begin GIVEN INFORMATION

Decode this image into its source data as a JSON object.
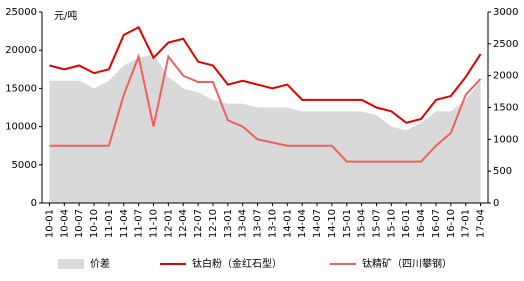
{
  "chart_data": {
    "type": "line",
    "unit_label": "元/吨",
    "categories": [
      "10-01",
      "10-04",
      "10-07",
      "10-10",
      "11-01",
      "11-04",
      "11-07",
      "11-10",
      "12-01",
      "12-04",
      "12-07",
      "12-10",
      "13-01",
      "13-04",
      "13-07",
      "13-10",
      "14-01",
      "14-04",
      "14-07",
      "14-10",
      "15-01",
      "15-04",
      "15-07",
      "15-10",
      "16-01",
      "16-04",
      "16-07",
      "16-10",
      "17-01",
      "17-04"
    ],
    "series": [
      {
        "name": "价差",
        "kind": "area",
        "color": "#d9d9d9",
        "values": [
          16000,
          16000,
          16000,
          15000,
          16000,
          18000,
          19000,
          19500,
          16500,
          15000,
          14500,
          13500,
          13000,
          13000,
          12500,
          12500,
          12500,
          12000,
          12000,
          12000,
          12000,
          12000,
          11500,
          10000,
          9500,
          10500,
          12000,
          12000,
          13500,
          16000
        ]
      },
      {
        "name": "钛白粉（金红石型）",
        "kind": "line",
        "color": "#e00000",
        "values": [
          18000,
          17500,
          18000,
          17000,
          17500,
          22000,
          23000,
          19000,
          21000,
          21500,
          18500,
          18000,
          15500,
          16000,
          15500,
          15000,
          15500,
          13500,
          13500,
          13500,
          13500,
          13500,
          12500,
          12000,
          10500,
          11000,
          13500,
          14000,
          16500,
          19500
        ]
      },
      {
        "name": "钛精矿（四川攀钢）",
        "kind": "line",
        "axis": "y2",
        "color": "#f06060",
        "values": [
          900,
          900,
          900,
          900,
          900,
          1700,
          2300,
          1200,
          2300,
          2000,
          1900,
          1900,
          1300,
          1200,
          1000,
          950,
          900,
          900,
          900,
          900,
          650,
          650,
          650,
          650,
          650,
          650,
          900,
          1100,
          1700,
          1950
        ]
      }
    ],
    "ylim": [
      0,
      25000
    ],
    "yticks": [
      0,
      5000,
      10000,
      15000,
      20000,
      25000
    ],
    "y2lim": [
      0,
      3000
    ],
    "y2ticks": [
      0,
      500,
      1000,
      1500,
      2000,
      2500,
      3000
    ]
  }
}
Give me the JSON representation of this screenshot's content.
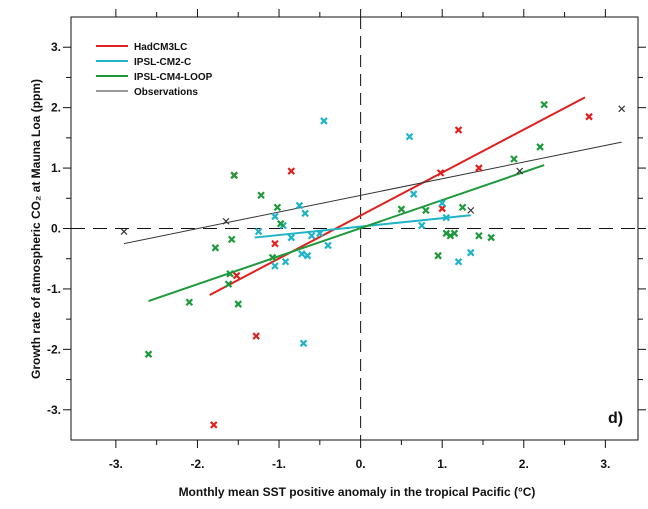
{
  "chart_data": {
    "type": "scatter",
    "title": "",
    "xlabel": "Monthly mean SST positive anomaly in the tropical Pacific (°C)",
    "ylabel": "Growth rate of atmospheric CO₂ at Mauna Loa (ppm)",
    "panel_label": "d)",
    "xlim": [
      -3.55,
      3.4
    ],
    "ylim": [
      -3.5,
      3.5
    ],
    "xticks": [
      -3,
      -2,
      -1,
      0,
      1,
      2,
      3
    ],
    "xtick_labels": [
      "-3.",
      "-2.",
      "-1.",
      "0.",
      "1.",
      "2.",
      "3."
    ],
    "yticks": [
      -3,
      -2,
      -1,
      0,
      1,
      2,
      3
    ],
    "ytick_labels": [
      "-3.",
      "-2.",
      "-1.",
      "0.",
      "1.",
      "2.",
      "3."
    ],
    "grid": false,
    "legend_position": "top-left",
    "reference_lines": {
      "x": 0,
      "y": 0,
      "style": "dashed"
    },
    "series": [
      {
        "name": "HadCM3LC",
        "color": "#e0201c",
        "marker": "x",
        "points": [
          [
            -1.8,
            -3.25
          ],
          [
            -1.55,
            0.88
          ],
          [
            -1.52,
            -0.78
          ],
          [
            -1.28,
            -1.78
          ],
          [
            -1.05,
            -0.25
          ],
          [
            -0.85,
            0.95
          ],
          [
            0.98,
            0.92
          ],
          [
            1.0,
            0.33
          ],
          [
            1.2,
            1.63
          ],
          [
            1.45,
            1.0
          ],
          [
            2.8,
            1.85
          ]
        ],
        "fit": [
          [
            -1.85,
            -1.1
          ],
          [
            2.75,
            2.17
          ]
        ]
      },
      {
        "name": "IPSL-CM2-C",
        "color": "#1fb3c8",
        "marker": "x",
        "points": [
          [
            -1.25,
            -0.05
          ],
          [
            -1.05,
            0.2
          ],
          [
            -0.95,
            0.05
          ],
          [
            -0.92,
            -0.55
          ],
          [
            -0.85,
            -0.15
          ],
          [
            -0.75,
            0.38
          ],
          [
            -0.72,
            -0.42
          ],
          [
            -0.7,
            -1.9
          ],
          [
            -0.68,
            0.25
          ],
          [
            -0.65,
            -0.45
          ],
          [
            -0.6,
            -0.12
          ],
          [
            -0.5,
            -0.08
          ],
          [
            -0.45,
            1.78
          ],
          [
            -0.4,
            -0.28
          ],
          [
            0.6,
            1.52
          ],
          [
            0.65,
            0.57
          ],
          [
            0.75,
            0.05
          ],
          [
            1.0,
            0.42
          ],
          [
            1.05,
            0.18
          ],
          [
            1.2,
            -0.55
          ],
          [
            1.35,
            -0.4
          ],
          [
            -1.05,
            -0.62
          ]
        ],
        "fit": [
          [
            -1.3,
            -0.15
          ],
          [
            1.35,
            0.22
          ]
        ]
      },
      {
        "name": "IPSL-CM4-LOOP",
        "color": "#1e9a3c",
        "marker": "x",
        "points": [
          [
            -2.6,
            -2.08
          ],
          [
            -2.1,
            -1.22
          ],
          [
            -1.78,
            -0.32
          ],
          [
            -1.62,
            -0.92
          ],
          [
            -1.6,
            -0.75
          ],
          [
            -1.58,
            -0.18
          ],
          [
            -1.5,
            -1.25
          ],
          [
            -1.55,
            0.88
          ],
          [
            -1.22,
            0.55
          ],
          [
            -1.08,
            -0.48
          ],
          [
            -1.02,
            0.35
          ],
          [
            -0.98,
            0.08
          ],
          [
            0.5,
            0.32
          ],
          [
            0.8,
            0.3
          ],
          [
            0.95,
            -0.45
          ],
          [
            1.05,
            -0.08
          ],
          [
            1.1,
            -0.12
          ],
          [
            1.15,
            -0.08
          ],
          [
            1.25,
            0.35
          ],
          [
            1.45,
            -0.12
          ],
          [
            1.6,
            -0.15
          ],
          [
            1.88,
            1.15
          ],
          [
            2.2,
            1.35
          ],
          [
            2.25,
            2.05
          ]
        ],
        "fit": [
          [
            -2.6,
            -1.2
          ],
          [
            2.25,
            1.05
          ]
        ]
      },
      {
        "name": "Observations",
        "color": "#333333",
        "marker": "x",
        "points": [
          [
            -2.9,
            -0.05
          ],
          [
            -1.65,
            0.12
          ],
          [
            1.35,
            0.3
          ],
          [
            1.95,
            0.95
          ],
          [
            3.2,
            1.98
          ]
        ],
        "fit": [
          [
            -2.9,
            -0.25
          ],
          [
            3.2,
            1.43
          ]
        ]
      }
    ]
  }
}
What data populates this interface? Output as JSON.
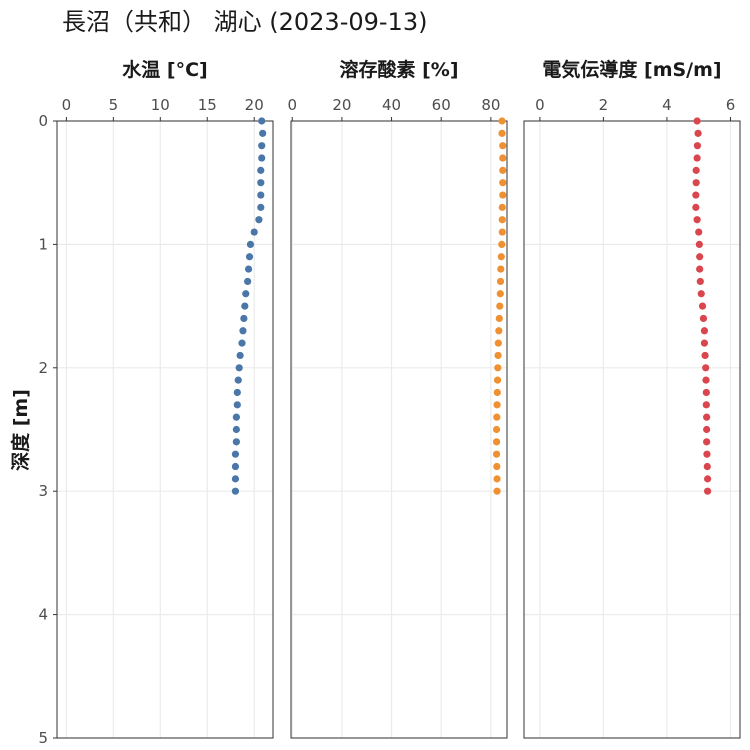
{
  "chart_data": {
    "type": "scatter",
    "title": "長沼（共和） 湖心 (2023-09-13)",
    "ylabel": "深度 [m]",
    "y": {
      "range": [
        0,
        5
      ],
      "reversed": true,
      "ticks": [
        0,
        1,
        2,
        3,
        4,
        5
      ],
      "tick_labels": [
        "0",
        "1",
        "2",
        "3",
        "4",
        "5"
      ]
    },
    "grid": true,
    "depths": [
      0.0,
      0.1,
      0.2,
      0.3,
      0.4,
      0.5,
      0.6,
      0.7,
      0.8,
      0.9,
      1.0,
      1.1,
      1.2,
      1.3,
      1.4,
      1.5,
      1.6,
      1.7,
      1.8,
      1.9,
      2.0,
      2.1,
      2.2,
      2.3,
      2.4,
      2.5,
      2.6,
      2.7,
      2.8,
      2.9,
      3.0
    ],
    "panels": [
      {
        "title": "水温 [°C]",
        "color": "#4a76a8",
        "xlim": [
          -1,
          22
        ],
        "xticks": [
          0,
          5,
          10,
          15,
          20
        ],
        "xtick_labels": [
          "0",
          "5",
          "10",
          "15",
          "20"
        ],
        "values": [
          20.8,
          20.9,
          20.8,
          20.8,
          20.7,
          20.7,
          20.7,
          20.7,
          20.5,
          20.0,
          19.6,
          19.5,
          19.4,
          19.3,
          19.1,
          19.0,
          18.9,
          18.8,
          18.7,
          18.5,
          18.4,
          18.3,
          18.2,
          18.2,
          18.1,
          18.1,
          18.1,
          18.0,
          18.0,
          18.0,
          18.0
        ]
      },
      {
        "title": "溶存酸素 [%]",
        "color": "#ef9133",
        "xlim": [
          -0.5,
          86.5
        ],
        "xticks": [
          0,
          20,
          40,
          60,
          80
        ],
        "xtick_labels": [
          "0",
          "20",
          "40",
          "60",
          "80"
        ],
        "values": [
          84.5,
          84.5,
          84.8,
          84.8,
          84.8,
          84.8,
          84.8,
          84.6,
          84.6,
          84.6,
          84.4,
          84.2,
          84.0,
          83.9,
          83.8,
          83.6,
          83.4,
          83.2,
          83.0,
          82.9,
          82.8,
          82.7,
          82.6,
          82.5,
          82.4,
          82.3,
          82.3,
          82.3,
          82.4,
          82.5,
          82.5
        ]
      },
      {
        "title": "電気伝導度 [mS/m]",
        "color": "#d9464e",
        "xlim": [
          -0.5,
          6.3
        ],
        "xticks": [
          0,
          2,
          4,
          6
        ],
        "xtick_labels": [
          "0",
          "2",
          "4",
          "6"
        ],
        "values": [
          4.95,
          4.98,
          4.96,
          4.95,
          4.92,
          4.92,
          4.91,
          4.91,
          4.95,
          5.0,
          5.02,
          5.03,
          5.03,
          5.05,
          5.08,
          5.12,
          5.15,
          5.18,
          5.18,
          5.2,
          5.22,
          5.23,
          5.24,
          5.24,
          5.25,
          5.25,
          5.25,
          5.26,
          5.27,
          5.28,
          5.28
        ]
      }
    ]
  }
}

end GIVEN INFORMATION

Give the count of lines holding the word "JSON" and nothing more.

WRITTEN RESPONSE: 3